● Dataset records:
******
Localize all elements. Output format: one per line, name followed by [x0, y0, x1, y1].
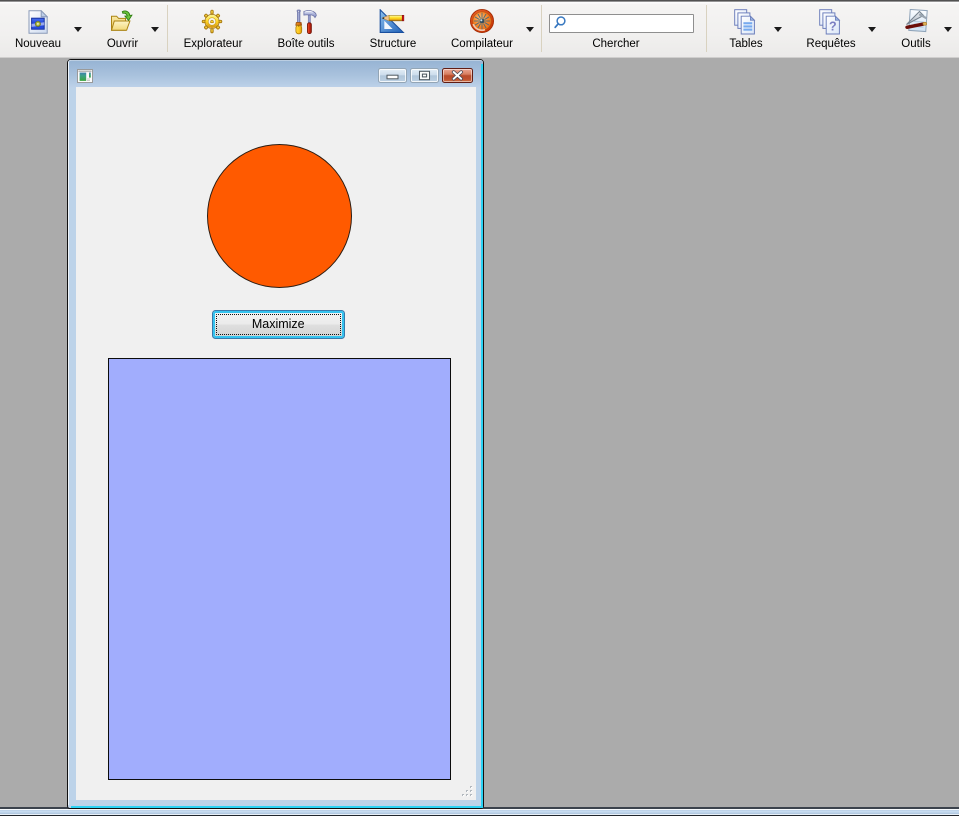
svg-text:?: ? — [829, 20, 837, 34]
******
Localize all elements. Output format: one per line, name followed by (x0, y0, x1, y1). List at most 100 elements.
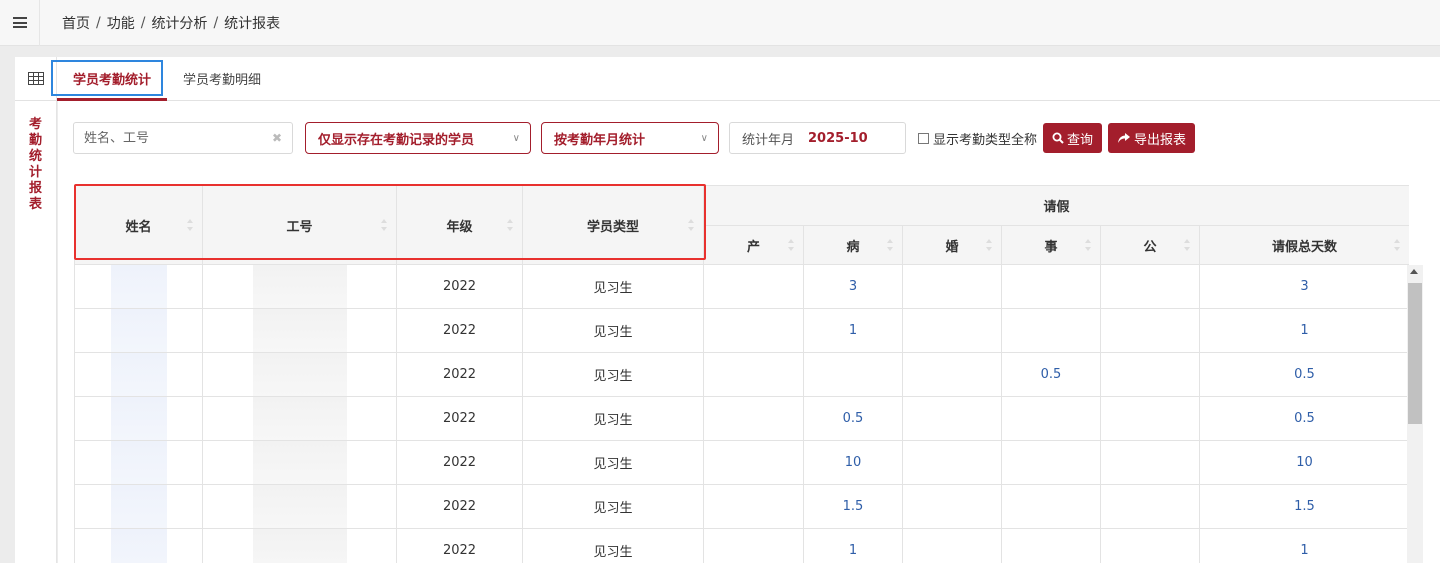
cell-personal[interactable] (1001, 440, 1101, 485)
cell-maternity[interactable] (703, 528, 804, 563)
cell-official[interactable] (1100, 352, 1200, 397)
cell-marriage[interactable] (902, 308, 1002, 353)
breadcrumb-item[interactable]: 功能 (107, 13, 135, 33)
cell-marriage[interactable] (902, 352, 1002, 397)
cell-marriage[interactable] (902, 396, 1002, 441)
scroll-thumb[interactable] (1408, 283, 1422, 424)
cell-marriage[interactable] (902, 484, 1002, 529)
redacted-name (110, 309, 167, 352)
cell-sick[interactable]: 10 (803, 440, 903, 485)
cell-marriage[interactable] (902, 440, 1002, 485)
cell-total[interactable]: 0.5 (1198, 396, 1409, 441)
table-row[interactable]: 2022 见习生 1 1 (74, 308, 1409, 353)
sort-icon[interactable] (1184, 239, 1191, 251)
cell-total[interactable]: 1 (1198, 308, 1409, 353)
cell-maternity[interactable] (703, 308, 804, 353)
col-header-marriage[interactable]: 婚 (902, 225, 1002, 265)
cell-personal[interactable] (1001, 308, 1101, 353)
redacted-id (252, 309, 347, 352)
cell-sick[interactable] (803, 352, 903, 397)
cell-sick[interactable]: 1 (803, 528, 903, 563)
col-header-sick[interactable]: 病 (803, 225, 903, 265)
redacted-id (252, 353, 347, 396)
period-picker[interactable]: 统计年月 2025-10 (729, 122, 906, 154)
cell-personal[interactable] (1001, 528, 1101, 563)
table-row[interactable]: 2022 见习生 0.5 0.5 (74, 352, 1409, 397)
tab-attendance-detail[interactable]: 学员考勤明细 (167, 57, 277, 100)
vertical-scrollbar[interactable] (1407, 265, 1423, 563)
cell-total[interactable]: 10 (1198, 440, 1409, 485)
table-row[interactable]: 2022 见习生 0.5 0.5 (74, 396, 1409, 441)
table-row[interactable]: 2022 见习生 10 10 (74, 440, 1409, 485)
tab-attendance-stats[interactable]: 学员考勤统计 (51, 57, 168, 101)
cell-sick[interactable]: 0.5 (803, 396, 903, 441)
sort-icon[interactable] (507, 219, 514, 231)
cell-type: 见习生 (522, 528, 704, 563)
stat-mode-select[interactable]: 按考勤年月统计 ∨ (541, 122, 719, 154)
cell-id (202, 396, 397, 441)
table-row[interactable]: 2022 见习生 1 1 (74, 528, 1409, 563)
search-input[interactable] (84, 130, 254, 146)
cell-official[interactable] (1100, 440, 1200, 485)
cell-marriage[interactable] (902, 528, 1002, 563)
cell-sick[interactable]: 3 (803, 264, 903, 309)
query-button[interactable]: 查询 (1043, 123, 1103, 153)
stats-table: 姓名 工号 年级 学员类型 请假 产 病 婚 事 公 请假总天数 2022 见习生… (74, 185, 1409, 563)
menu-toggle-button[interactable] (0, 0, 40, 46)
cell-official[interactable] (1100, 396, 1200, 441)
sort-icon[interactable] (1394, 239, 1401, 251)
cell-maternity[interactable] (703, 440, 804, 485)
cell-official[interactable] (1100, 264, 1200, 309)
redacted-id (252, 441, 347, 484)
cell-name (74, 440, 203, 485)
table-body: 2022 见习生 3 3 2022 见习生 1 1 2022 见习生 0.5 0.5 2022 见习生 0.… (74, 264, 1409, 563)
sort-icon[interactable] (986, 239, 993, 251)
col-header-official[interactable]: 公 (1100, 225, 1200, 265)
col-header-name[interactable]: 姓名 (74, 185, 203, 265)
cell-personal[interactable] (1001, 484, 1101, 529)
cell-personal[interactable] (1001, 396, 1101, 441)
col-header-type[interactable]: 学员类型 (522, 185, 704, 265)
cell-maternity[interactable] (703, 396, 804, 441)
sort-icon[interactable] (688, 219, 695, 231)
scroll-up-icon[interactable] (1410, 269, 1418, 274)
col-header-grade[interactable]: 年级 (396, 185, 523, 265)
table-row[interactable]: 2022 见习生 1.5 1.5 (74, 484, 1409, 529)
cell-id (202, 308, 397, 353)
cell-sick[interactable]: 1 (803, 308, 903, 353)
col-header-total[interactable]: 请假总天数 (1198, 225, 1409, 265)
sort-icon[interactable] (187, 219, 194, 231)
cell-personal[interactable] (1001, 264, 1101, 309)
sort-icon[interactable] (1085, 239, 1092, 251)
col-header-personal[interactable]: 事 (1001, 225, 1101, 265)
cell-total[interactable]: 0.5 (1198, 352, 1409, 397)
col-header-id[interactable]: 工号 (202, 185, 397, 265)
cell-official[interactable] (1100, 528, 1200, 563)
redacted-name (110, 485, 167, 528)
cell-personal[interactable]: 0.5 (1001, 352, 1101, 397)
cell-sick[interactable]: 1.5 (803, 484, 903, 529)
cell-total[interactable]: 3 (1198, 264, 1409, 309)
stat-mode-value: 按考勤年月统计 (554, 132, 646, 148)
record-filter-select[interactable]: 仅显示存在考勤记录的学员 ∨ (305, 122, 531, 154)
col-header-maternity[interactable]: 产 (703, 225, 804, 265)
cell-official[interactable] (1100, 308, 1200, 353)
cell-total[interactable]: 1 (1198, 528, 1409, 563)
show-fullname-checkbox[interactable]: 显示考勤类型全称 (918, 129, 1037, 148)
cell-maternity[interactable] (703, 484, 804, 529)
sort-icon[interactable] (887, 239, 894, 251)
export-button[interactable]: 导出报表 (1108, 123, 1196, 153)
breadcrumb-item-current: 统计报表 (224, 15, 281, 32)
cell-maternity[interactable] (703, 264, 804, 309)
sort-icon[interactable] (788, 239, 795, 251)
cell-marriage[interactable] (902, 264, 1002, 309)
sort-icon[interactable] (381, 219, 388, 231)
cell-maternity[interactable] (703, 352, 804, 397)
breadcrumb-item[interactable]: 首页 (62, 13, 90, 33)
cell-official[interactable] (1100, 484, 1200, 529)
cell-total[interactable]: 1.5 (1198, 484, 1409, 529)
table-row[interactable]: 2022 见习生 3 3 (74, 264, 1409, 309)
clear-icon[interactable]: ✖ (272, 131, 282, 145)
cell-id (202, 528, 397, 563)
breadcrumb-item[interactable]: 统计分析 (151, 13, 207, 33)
******
● Aim: Reproduce the material from the line containing "most 100 elements." through the line containing "cell-marriage[interactable] (902, 352, 1002, 397)", swapping "Localize" for "Locate" and keeping everything else unchanged. Give only those lines and leave the picture out.

● Answer to the problem:
Locate all elements. Output format: one per line, name followed by (x0, y0, x1, y1). List at most 100 elements.
cell-personal[interactable] (1001, 440, 1101, 485)
cell-maternity[interactable] (703, 528, 804, 563)
cell-official[interactable] (1100, 352, 1200, 397)
cell-marriage[interactable] (902, 308, 1002, 353)
breadcrumb-item[interactable]: 功能 (107, 13, 135, 33)
cell-marriage[interactable] (902, 352, 1002, 397)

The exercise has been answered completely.